TASK REQUIREMENTS -> Extract all of the entries and give them again, word for word.

DATASET CONTENT ->
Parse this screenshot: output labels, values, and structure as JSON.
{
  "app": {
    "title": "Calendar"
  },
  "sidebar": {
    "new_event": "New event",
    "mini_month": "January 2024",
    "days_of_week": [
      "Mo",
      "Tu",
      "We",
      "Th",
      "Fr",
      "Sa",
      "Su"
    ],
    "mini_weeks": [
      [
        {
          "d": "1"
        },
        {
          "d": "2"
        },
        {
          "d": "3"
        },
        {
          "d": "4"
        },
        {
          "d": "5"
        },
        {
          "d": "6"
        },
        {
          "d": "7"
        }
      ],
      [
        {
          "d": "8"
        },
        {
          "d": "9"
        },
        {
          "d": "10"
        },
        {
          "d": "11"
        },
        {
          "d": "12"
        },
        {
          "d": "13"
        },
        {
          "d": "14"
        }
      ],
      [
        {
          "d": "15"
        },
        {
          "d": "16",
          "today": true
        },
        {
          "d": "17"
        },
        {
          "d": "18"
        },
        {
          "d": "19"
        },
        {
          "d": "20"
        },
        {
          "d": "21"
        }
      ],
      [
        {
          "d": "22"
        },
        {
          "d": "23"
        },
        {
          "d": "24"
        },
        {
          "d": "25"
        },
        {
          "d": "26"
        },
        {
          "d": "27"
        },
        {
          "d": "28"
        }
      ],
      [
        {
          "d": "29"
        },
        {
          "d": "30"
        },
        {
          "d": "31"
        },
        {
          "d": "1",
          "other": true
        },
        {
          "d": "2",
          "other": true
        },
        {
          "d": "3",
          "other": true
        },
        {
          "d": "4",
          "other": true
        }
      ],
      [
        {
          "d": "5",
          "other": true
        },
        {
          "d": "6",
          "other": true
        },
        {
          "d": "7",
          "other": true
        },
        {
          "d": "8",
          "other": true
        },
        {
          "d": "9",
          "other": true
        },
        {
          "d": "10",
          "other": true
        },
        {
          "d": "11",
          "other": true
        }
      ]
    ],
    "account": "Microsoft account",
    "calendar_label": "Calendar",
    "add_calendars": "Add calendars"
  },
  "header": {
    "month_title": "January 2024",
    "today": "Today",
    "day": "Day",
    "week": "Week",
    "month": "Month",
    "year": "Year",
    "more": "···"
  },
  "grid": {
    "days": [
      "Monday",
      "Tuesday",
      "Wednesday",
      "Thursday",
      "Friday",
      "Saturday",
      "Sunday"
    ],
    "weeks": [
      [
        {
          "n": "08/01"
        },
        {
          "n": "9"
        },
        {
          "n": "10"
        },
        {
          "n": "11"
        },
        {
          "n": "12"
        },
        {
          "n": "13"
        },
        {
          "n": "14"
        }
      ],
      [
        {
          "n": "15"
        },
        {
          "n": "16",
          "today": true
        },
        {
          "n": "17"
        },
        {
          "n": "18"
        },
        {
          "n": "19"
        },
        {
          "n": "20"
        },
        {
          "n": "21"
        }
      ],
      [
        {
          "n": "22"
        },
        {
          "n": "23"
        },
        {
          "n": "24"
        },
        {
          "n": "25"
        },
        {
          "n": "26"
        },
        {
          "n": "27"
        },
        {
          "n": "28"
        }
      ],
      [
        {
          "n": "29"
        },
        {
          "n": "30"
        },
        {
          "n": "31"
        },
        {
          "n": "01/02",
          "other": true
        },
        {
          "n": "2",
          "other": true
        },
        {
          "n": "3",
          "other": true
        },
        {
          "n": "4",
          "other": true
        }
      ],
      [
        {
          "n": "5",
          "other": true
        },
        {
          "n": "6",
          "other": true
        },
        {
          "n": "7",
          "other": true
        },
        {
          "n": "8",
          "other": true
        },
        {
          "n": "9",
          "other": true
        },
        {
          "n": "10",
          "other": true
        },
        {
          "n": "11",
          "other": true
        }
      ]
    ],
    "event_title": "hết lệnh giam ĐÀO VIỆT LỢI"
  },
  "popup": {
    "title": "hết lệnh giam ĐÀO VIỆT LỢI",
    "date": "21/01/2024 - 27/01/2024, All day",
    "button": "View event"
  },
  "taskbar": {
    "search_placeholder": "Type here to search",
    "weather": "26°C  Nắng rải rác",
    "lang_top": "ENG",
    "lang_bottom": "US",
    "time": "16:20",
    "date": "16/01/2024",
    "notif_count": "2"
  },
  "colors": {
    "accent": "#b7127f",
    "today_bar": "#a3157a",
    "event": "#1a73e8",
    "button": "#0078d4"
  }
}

SOLUTION TO THE EXERCISE ->
Parse this screenshot: output labels, values, and structure as JSON.
{
  "app": {
    "title": "Calendar"
  },
  "sidebar": {
    "new_event": "New event",
    "mini_month": "January 2024",
    "days_of_week": [
      "Mo",
      "Tu",
      "We",
      "Th",
      "Fr",
      "Sa",
      "Su"
    ],
    "mini_weeks": [
      [
        {
          "d": "1"
        },
        {
          "d": "2"
        },
        {
          "d": "3"
        },
        {
          "d": "4"
        },
        {
          "d": "5"
        },
        {
          "d": "6"
        },
        {
          "d": "7"
        }
      ],
      [
        {
          "d": "8"
        },
        {
          "d": "9"
        },
        {
          "d": "10"
        },
        {
          "d": "11"
        },
        {
          "d": "12"
        },
        {
          "d": "13"
        },
        {
          "d": "14"
        }
      ],
      [
        {
          "d": "15"
        },
        {
          "d": "16",
          "today": true
        },
        {
          "d": "17"
        },
        {
          "d": "18"
        },
        {
          "d": "19"
        },
        {
          "d": "20"
        },
        {
          "d": "21"
        }
      ],
      [
        {
          "d": "22"
        },
        {
          "d": "23"
        },
        {
          "d": "24"
        },
        {
          "d": "25"
        },
        {
          "d": "26"
        },
        {
          "d": "27"
        },
        {
          "d": "28"
        }
      ],
      [
        {
          "d": "29"
        },
        {
          "d": "30"
        },
        {
          "d": "31"
        },
        {
          "d": "1",
          "other": true
        },
        {
          "d": "2",
          "other": true
        },
        {
          "d": "3",
          "other": true
        },
        {
          "d": "4",
          "other": true
        }
      ],
      [
        {
          "d": "5",
          "other": true
        },
        {
          "d": "6",
          "other": true
        },
        {
          "d": "7",
          "other": true
        },
        {
          "d": "8",
          "other": true
        },
        {
          "d": "9",
          "other": true
        },
        {
          "d": "10",
          "other": true
        },
        {
          "d": "11",
          "other": true
        }
      ]
    ],
    "account": "Microsoft account",
    "calendar_label": "Calendar",
    "add_calendars": "Add calendars"
  },
  "header": {
    "month_title": "January 2024",
    "today": "Today",
    "day": "Day",
    "week": "Week",
    "month": "Month",
    "year": "Year",
    "more": "···"
  },
  "grid": {
    "days": [
      "Monday",
      "Tuesday",
      "Wednesday",
      "Thursday",
      "Friday",
      "Saturday",
      "Sunday"
    ],
    "weeks": [
      [
        {
          "n": "08/01"
        },
        {
          "n": "9"
        },
        {
          "n": "10"
        },
        {
          "n": "11"
        },
        {
          "n": "12"
        },
        {
          "n": "13"
        },
        {
          "n": "14"
        }
      ],
      [
        {
          "n": "15"
        },
        {
          "n": "16",
          "today": true
        },
        {
          "n": "17"
        },
        {
          "n": "18"
        },
        {
          "n": "19"
        },
        {
          "n": "20"
        },
        {
          "n": "21"
        }
      ],
      [
        {
          "n": "22"
        },
        {
          "n": "23"
        },
        {
          "n": "24"
        },
        {
          "n": "25"
        },
        {
          "n": "26"
        },
        {
          "n": "27"
        },
        {
          "n": "28"
        }
      ],
      [
        {
          "n": "29"
        },
        {
          "n": "30"
        },
        {
          "n": "31"
        },
        {
          "n": "01/02",
          "other": true
        },
        {
          "n": "2",
          "other": true
        },
        {
          "n": "3",
          "other": true
        },
        {
          "n": "4",
          "other": true
        }
      ],
      [
        {
          "n": "5",
          "other": true
        },
        {
          "n": "6",
          "other": true
        },
        {
          "n": "7",
          "other": true
        },
        {
          "n": "8",
          "other": true
        },
        {
          "n": "9",
          "other": true
        },
        {
          "n": "10",
          "other": true
        },
        {
          "n": "11",
          "other": true
        }
      ]
    ],
    "event_title": "hết lệnh giam ĐÀO VIỆT LỢI"
  },
  "popup": {
    "title": "hết lệnh giam ĐÀO VIỆT LỢI",
    "date": "21/01/2024 - 27/01/2024, All day",
    "button": "View event"
  },
  "taskbar": {
    "search_placeholder": "Type here to search",
    "weather": "26°C  Nắng rải rác",
    "lang_top": "ENG",
    "lang_bottom": "US",
    "time": "16:20",
    "date": "16/01/2024",
    "notif_count": "2"
  },
  "colors": {
    "accent": "#b7127f",
    "today_bar": "#a3157a",
    "event": "#1a73e8",
    "button": "#0078d4"
  }
}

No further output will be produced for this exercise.